**Rows**
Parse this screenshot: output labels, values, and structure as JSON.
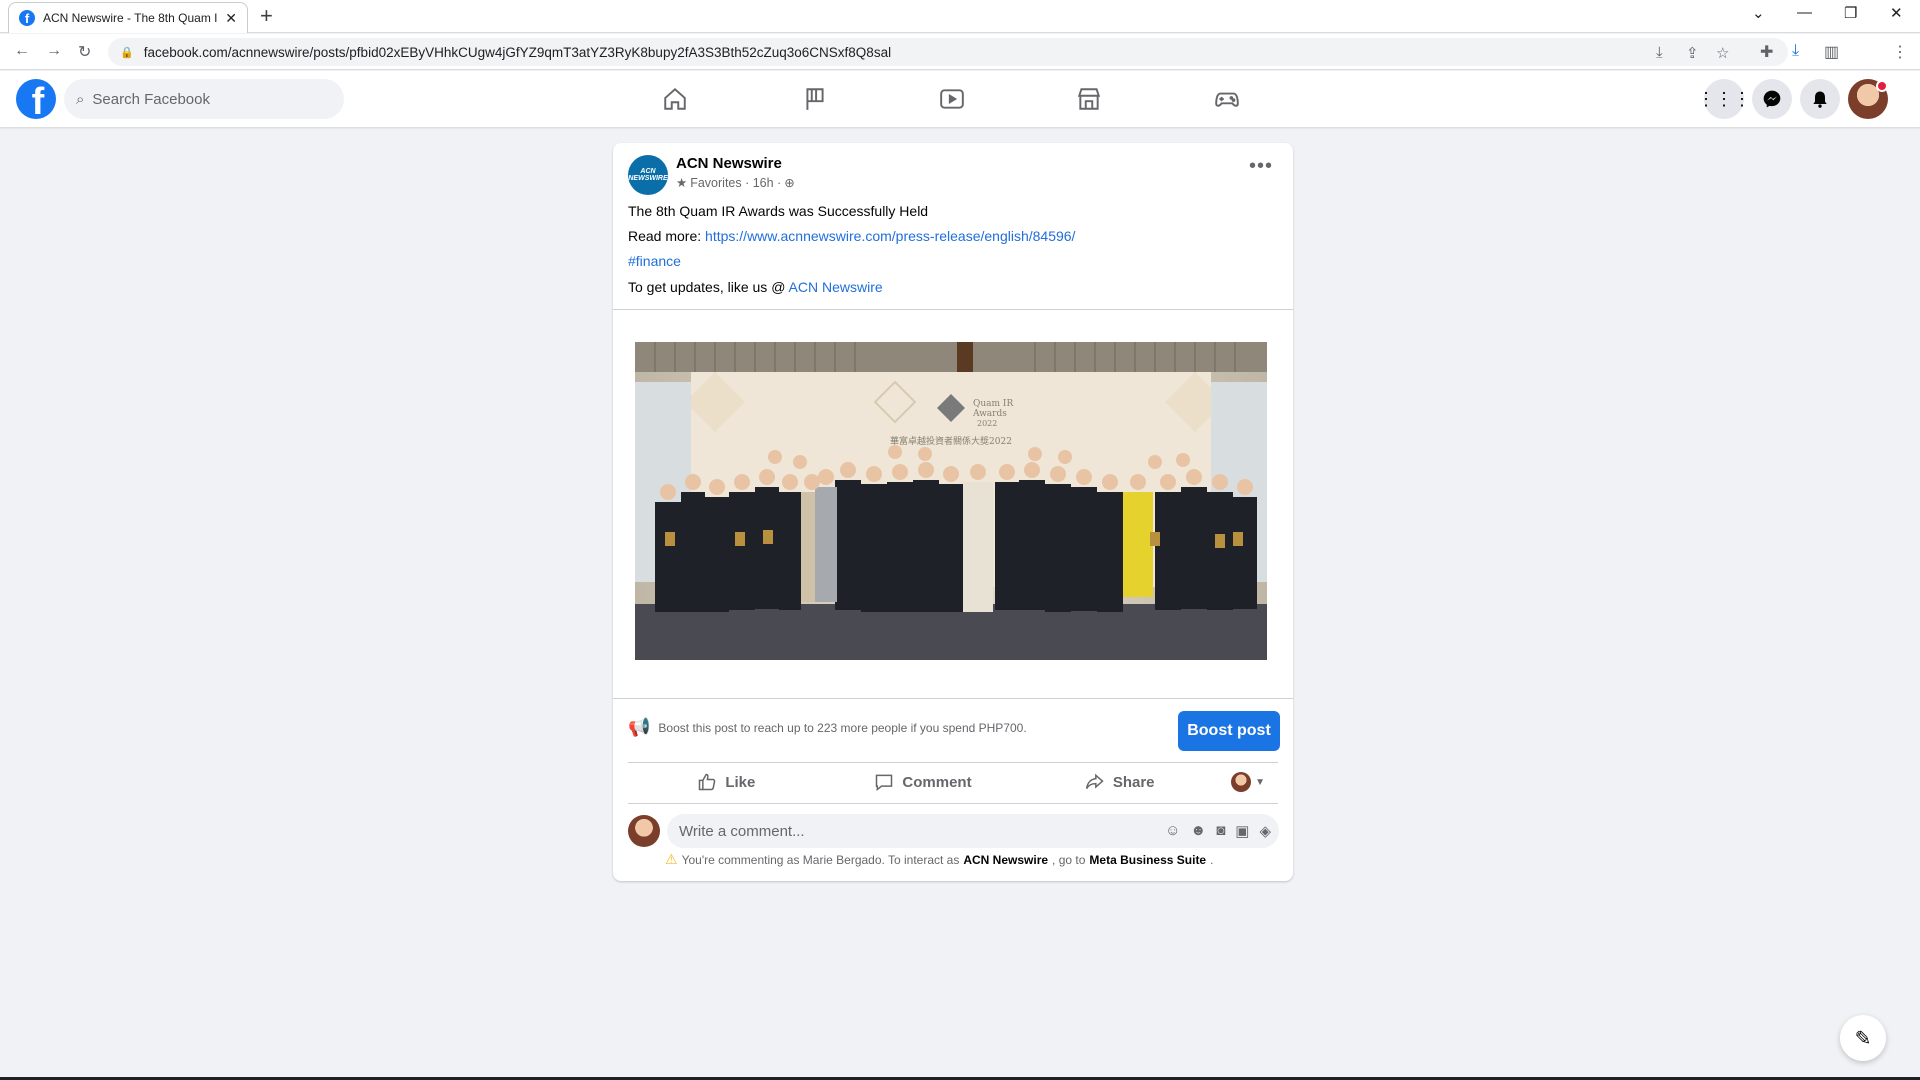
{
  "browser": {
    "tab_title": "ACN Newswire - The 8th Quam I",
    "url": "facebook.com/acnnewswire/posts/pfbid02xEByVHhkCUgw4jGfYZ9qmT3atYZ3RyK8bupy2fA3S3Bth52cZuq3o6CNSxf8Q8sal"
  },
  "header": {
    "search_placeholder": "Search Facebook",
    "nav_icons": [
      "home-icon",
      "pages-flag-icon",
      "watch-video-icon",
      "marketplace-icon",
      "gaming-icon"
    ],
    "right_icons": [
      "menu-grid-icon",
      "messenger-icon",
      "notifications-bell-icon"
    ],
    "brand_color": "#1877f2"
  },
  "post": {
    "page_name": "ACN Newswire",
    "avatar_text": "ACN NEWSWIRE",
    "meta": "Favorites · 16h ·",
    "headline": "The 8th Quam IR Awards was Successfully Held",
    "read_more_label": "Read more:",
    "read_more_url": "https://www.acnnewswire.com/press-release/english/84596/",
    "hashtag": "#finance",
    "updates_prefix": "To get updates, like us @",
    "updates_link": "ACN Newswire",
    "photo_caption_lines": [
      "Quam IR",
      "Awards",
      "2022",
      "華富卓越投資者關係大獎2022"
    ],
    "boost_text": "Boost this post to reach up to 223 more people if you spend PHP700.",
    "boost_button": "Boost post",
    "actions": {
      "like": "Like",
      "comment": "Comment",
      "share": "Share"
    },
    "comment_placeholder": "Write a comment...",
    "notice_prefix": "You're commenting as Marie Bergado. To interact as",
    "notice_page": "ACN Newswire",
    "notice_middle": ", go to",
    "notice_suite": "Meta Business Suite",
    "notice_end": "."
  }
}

**Short problem**
Every record above must be given again exactly; drop the pictures.

**Exercise output**
Parse this screenshot: output labels, values, and structure as JSON.
{
  "browser": {
    "tab_title": "ACN Newswire - The 8th Quam I",
    "url": "facebook.com/acnnewswire/posts/pfbid02xEByVHhkCUgw4jGfYZ9qmT3atYZ3RyK8bupy2fA3S3Bth52cZuq3o6CNSxf8Q8sal"
  },
  "header": {
    "search_placeholder": "Search Facebook",
    "nav_icons": [
      "home-icon",
      "pages-flag-icon",
      "watch-video-icon",
      "marketplace-icon",
      "gaming-icon"
    ],
    "right_icons": [
      "menu-grid-icon",
      "messenger-icon",
      "notifications-bell-icon"
    ],
    "brand_color": "#1877f2"
  },
  "post": {
    "page_name": "ACN Newswire",
    "avatar_text": "ACN NEWSWIRE",
    "meta": "Favorites · 16h ·",
    "headline": "The 8th Quam IR Awards was Successfully Held",
    "read_more_label": "Read more:",
    "read_more_url": "https://www.acnnewswire.com/press-release/english/84596/",
    "hashtag": "#finance",
    "updates_prefix": "To get updates, like us @",
    "updates_link": "ACN Newswire",
    "photo_caption_lines": [
      "Quam IR",
      "Awards",
      "2022",
      "華富卓越投資者關係大獎2022"
    ],
    "boost_text": "Boost this post to reach up to 223 more people if you spend PHP700.",
    "boost_button": "Boost post",
    "actions": {
      "like": "Like",
      "comment": "Comment",
      "share": "Share"
    },
    "comment_placeholder": "Write a comment...",
    "notice_prefix": "You're commenting as Marie Bergado. To interact as",
    "notice_page": "ACN Newswire",
    "notice_middle": ", go to",
    "notice_suite": "Meta Business Suite",
    "notice_end": "."
  }
}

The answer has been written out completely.